═══ EXTRACTED DATA ═══

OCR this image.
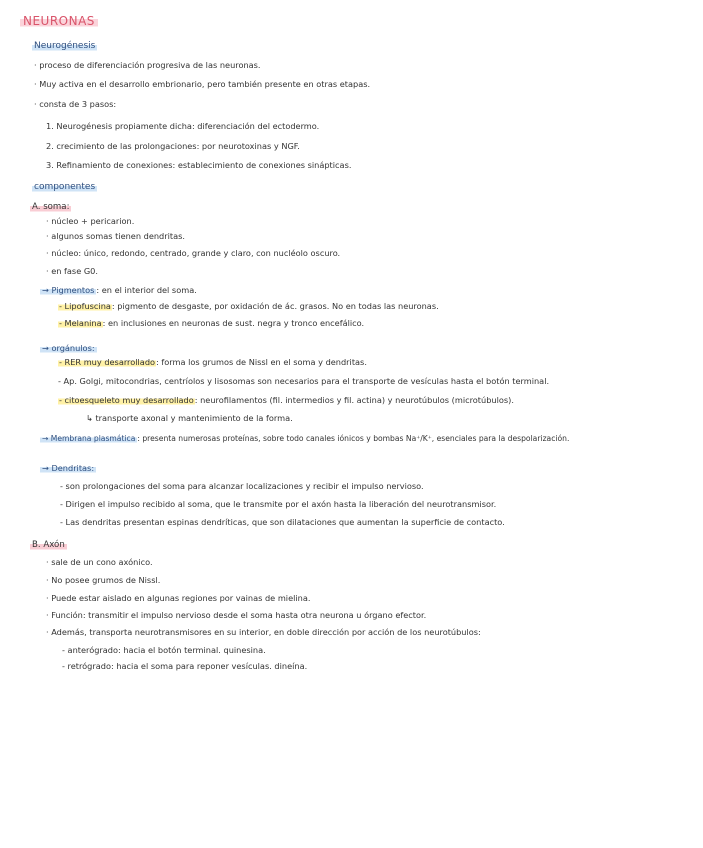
NEURONAS
Neurogénesis
· proceso de diferenciación progresiva de las neuronas.
· Muy activa en el desarrollo embrionario, pero también presente en otras etapas.
· consta de 3 pasos:
1. Neurogénesis propiamente dicha: diferenciación del ectodermo.
2. crecimiento de las prolongaciones: por neurotoxinas y NGF.
3. Refinamiento de conexiones: establecimiento de conexiones sinápticas.
componentes
A. soma:
· núcleo + pericarion.
· algunos somas tienen dendritas.
· núcleo: único, redondo, centrado, grande y claro, con nucléolo oscuro.
· en fase G0.
→ Pigmentos : en el interior del soma.
- Lipofuscina: pigmento de desgaste, por oxidación de ác. grasos. No en todas las neuronas.
- Melanina: en inclusiones en neuronas de sust. negra y tronco encefálico.
→ orgánulos:
- RER muy desarrollado: forma los grumos de Nissl en el soma y dendritas.
- Ap. Golgi, mitocondrias, centríolos y lisosomas son necesarios para el transporte de vesículas hasta el botón terminal.
- citoesqueleto muy desarrollado: neurofilamentos (fil. intermedios y fil. actina) y neurotúbulos (microtúbulos).
↳ transporte axonal y mantenimiento de la forma.
→ Membrana plasmática : presenta numerosas proteínas, sobre todo canales iónicos y bombas Na⁺/K⁺, esenciales para la despolarización.
→ Dendritas:
- son prolongaciones del soma para alcanzar localizaciones y recibir el impulso nervioso.
- Dirigen el impulso recibido al soma, que le transmite por el axón hasta la liberación del neurotransmisor.
- Las dendritas presentan espinas dendríticas, que son dilataciones que aumentan la superficie de contacto.
B. Axón
· sale de un cono axónico.
· No posee grumos de Nissl.
· Puede estar aislado en algunas regiones por vainas de mielina.
· Función: transmitir el impulso nervioso desde el soma hasta otra neurona u órgano efector.
· Además, transporta neurotransmisores en su interior, en doble dirección por acción de los neurotúbulos:
- anterógrado: hacia el botón terminal. quinesina.
- retrógrado: hacia el soma para reponer vesículas. dineína.
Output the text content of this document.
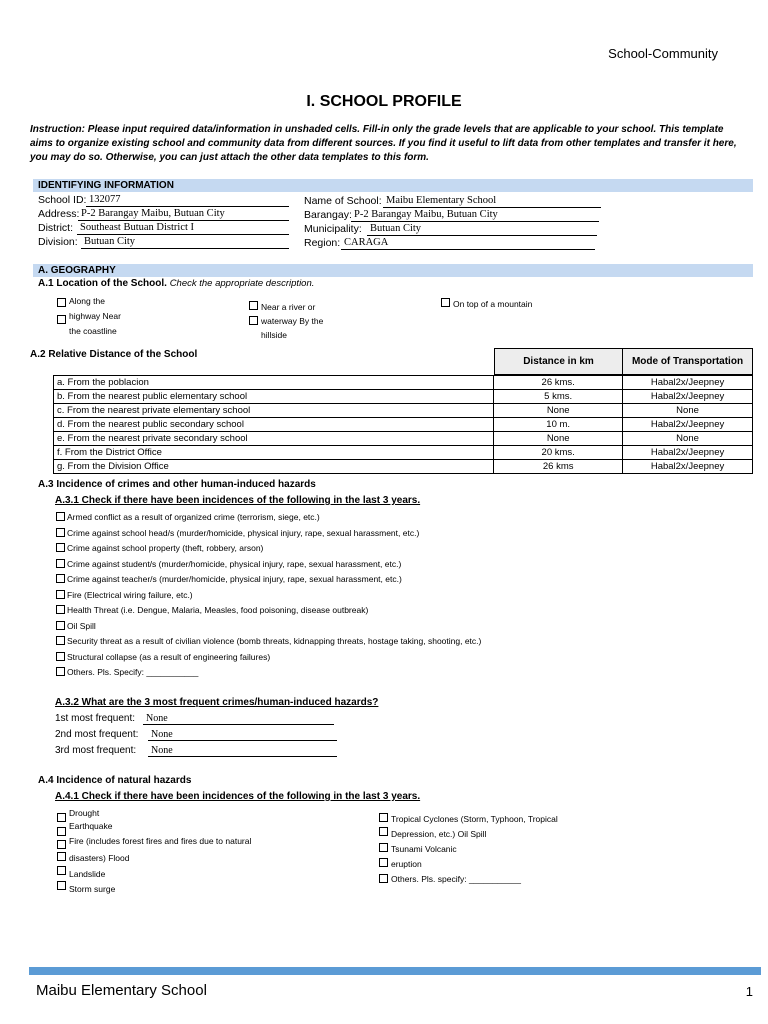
School-Community
I. SCHOOL PROFILE
Instruction: Please input required data/information in unshaded cells. Fill-in only the grade levels that are applicable to your school. This template aims to organize existing school and community data from different sources. If you find it useful to lift data from other templates and transfer it here, you may do so. Otherwise, you can just attach the other data templates to this form.
IDENTIFYING INFORMATION
School ID: 132077
Address: P-2 Barangay Maibu, Butuan City
District: Southeast Butuan District I
Division: Butuan City
Name of School: Maibu Elementary School
Barangay: P-2 Barangay Maibu, Butuan City
Municipality: Butuan City
Region: CARAGA
A. GEOGRAPHY
A.1 Location of the School. Check the appropriate description.
Along the
highway Near
the coastline
Near a river or
waterway By the
hillside
On top of a mountain
A.2 Relative Distance of the School
Distance in km	Mode of Transportation
a. From the poblacion	26 kms.	Habal2x/Jeepney
b. From the nearest public elementary school	5 kms.	Habal2x/Jeepney
c. From the nearest private elementary school	None	None
d. From the nearest public secondary school	10 m.	Habal2x/Jeepney
e. From the nearest private secondary school	None	None
f. From the District Office	20 kms.	Habal2x/Jeepney
g. From the Division Office	26 kms	Habal2x/Jeepney
A.3 Incidence of crimes and other human-induced hazards
A.3.1 Check if there have been incidences of the following in the last 3 years.
Armed conflict as a result of organized crime (terrorism, siege, etc.)
Crime against school head/s (murder/homicide, physical injury, rape, sexual harassment, etc.)
Crime against school property (theft, robbery, arson)
Crime against student/s (murder/homicide, physical injury, rape, sexual harassment, etc.)
Crime against teacher/s (murder/homicide, physical injury, rape, sexual harassment, etc.)
Fire (Electrical wiring failure, etc.)
Health Threat (i.e. Dengue, Malaria, Measles, food poisoning, disease outbreak)
Oil Spill
Security threat as a result of civilian violence (bomb threats, kidnapping threats, hostage taking, shooting, etc.)
Structural collapse (as a result of engineering failures)
Others. Pls. Specify: ___________
A.3.2 What are the 3 most frequent crimes/human-induced hazards?
1st most frequent:	None
2nd most frequent:	None
3rd most frequent:	None
A.4 Incidence of natural hazards
A.4.1 Check if there have been incidences of the following in the last 3 years.
Drought
Earthquake
Fire (includes forest fires and fires due to natural
disasters) Flood
Landslide
Storm surge
Tropical Cyclones (Storm, Typhoon, Tropical
Depression, etc.) Oil Spill
Tsunami Volcanic
eruption
Others. Pls. specify: ___________
Maibu Elementary School	1
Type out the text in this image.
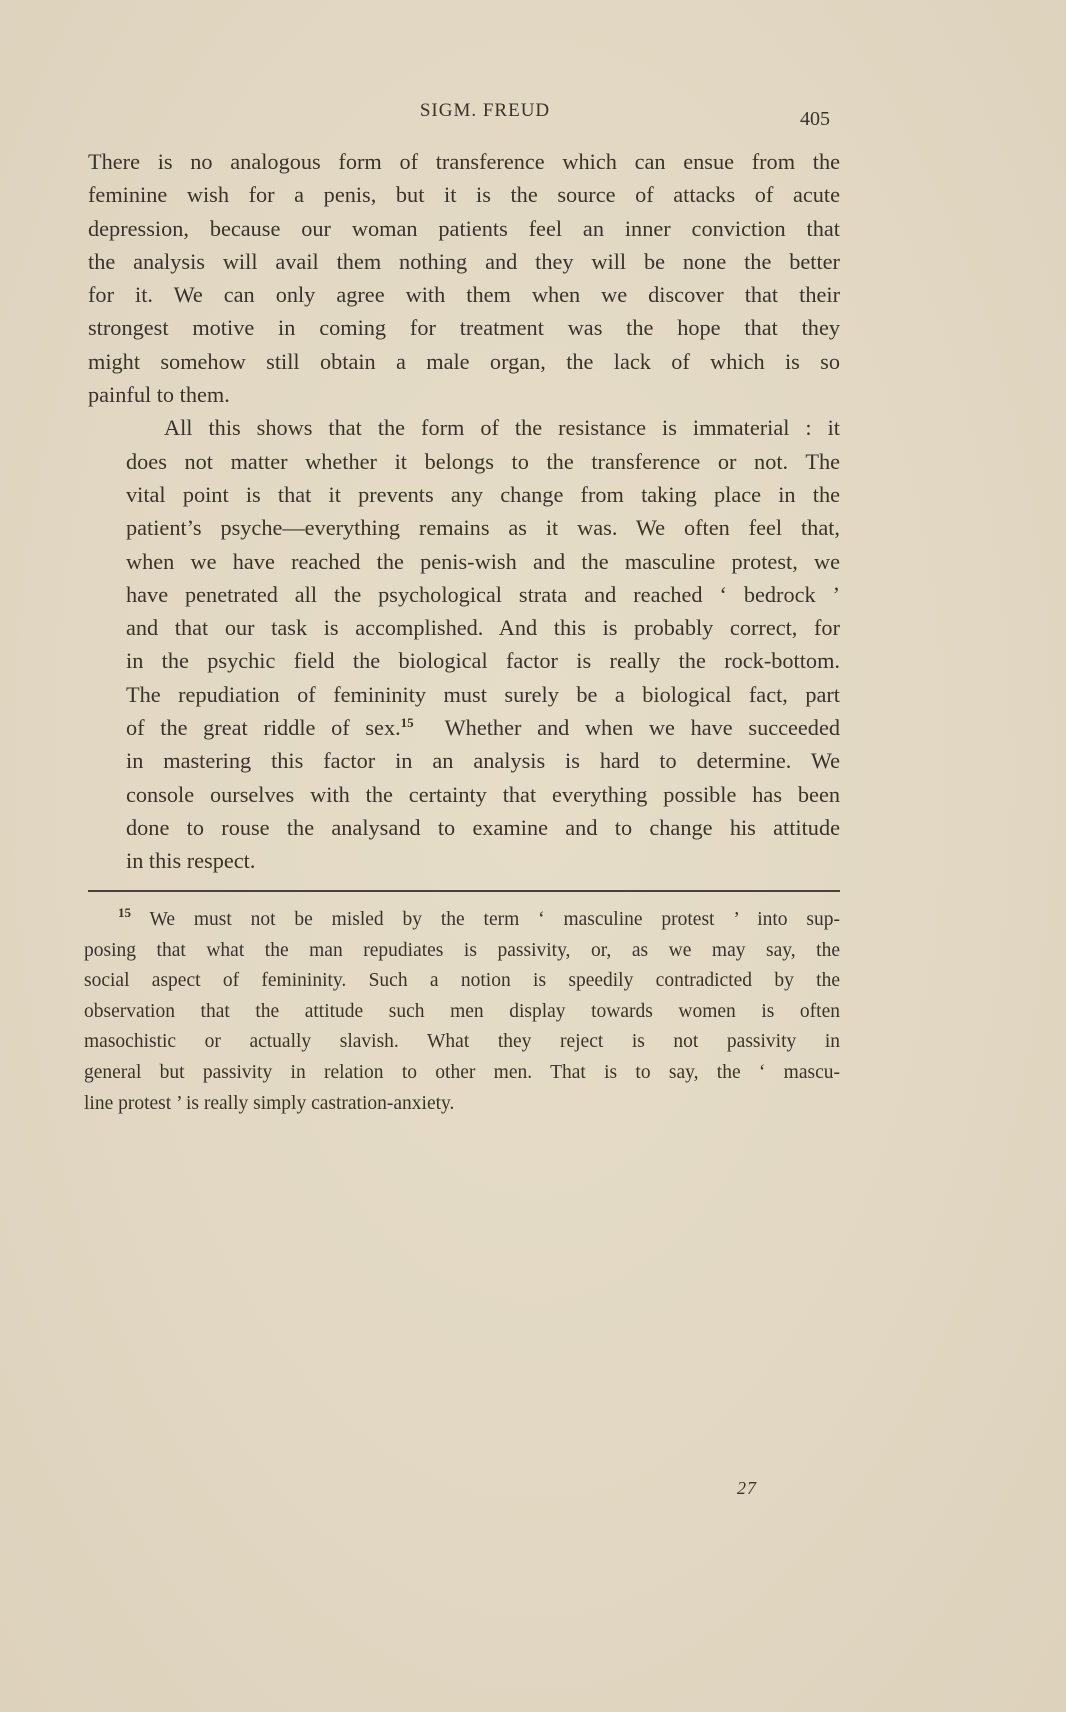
SIGM. FREUD	405

There is no analogous form of transference which can ensue from the
feminine wish for a penis, but it is the source of attacks of acute
depression, because our woman patients feel an inner conviction that
the analysis will avail them nothing and they will be none the better
for it. We can only agree with them when we discover that their
strongest motive in coming for treatment was the hope that they
might somehow still obtain a male organ, the lack of which is so
painful to them.

All this shows that the form of the resistance is immaterial : it
does not matter whether it belongs to the transference or not. The
vital point is that it prevents any change from taking place in the
patient’s psyche—everything remains as it was. We often feel that,
when we have reached the penis-wish and the masculine protest, we
have penetrated all the psychological strata and reached ‘ bedrock ’
and that our task is accomplished. And this is probably correct, for
in the psychic field the biological factor is really the rock-bottom.
The repudiation of femininity must surely be a biological fact, part
of the great riddle of sex.$^{15}$  Whether and when we have succeeded
in mastering this factor in an analysis is hard to determine. We
console ourselves with the certainty that everything possible has been
done to rouse the analysand to examine and to change his attitude
in this respect.

$^{15}$ We must not be misled by the term ‘ masculine protest ’ into sup-
posing that what the man repudiates is passivity, or, as we may say, the
social aspect of femininity. Such a notion is speedily contradicted by the
observation that the attitude such men display towards women is often
masochistic or actually slavish. What they reject is not passivity in
general but passivity in relation to other men. That is to say, the ‘ mascu-
line protest ’ is really simply castration-anxiety.
27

═══

> _EXERCISE DETAILS_
Search the lines above for the string "must" and copy each line that has it.

> _OUTPUT BELOW_
The repudiation of femininity must surely be a biological fact, part
$^{15}$ We must not be misled by the term ‘ masculine protest ’ into sup-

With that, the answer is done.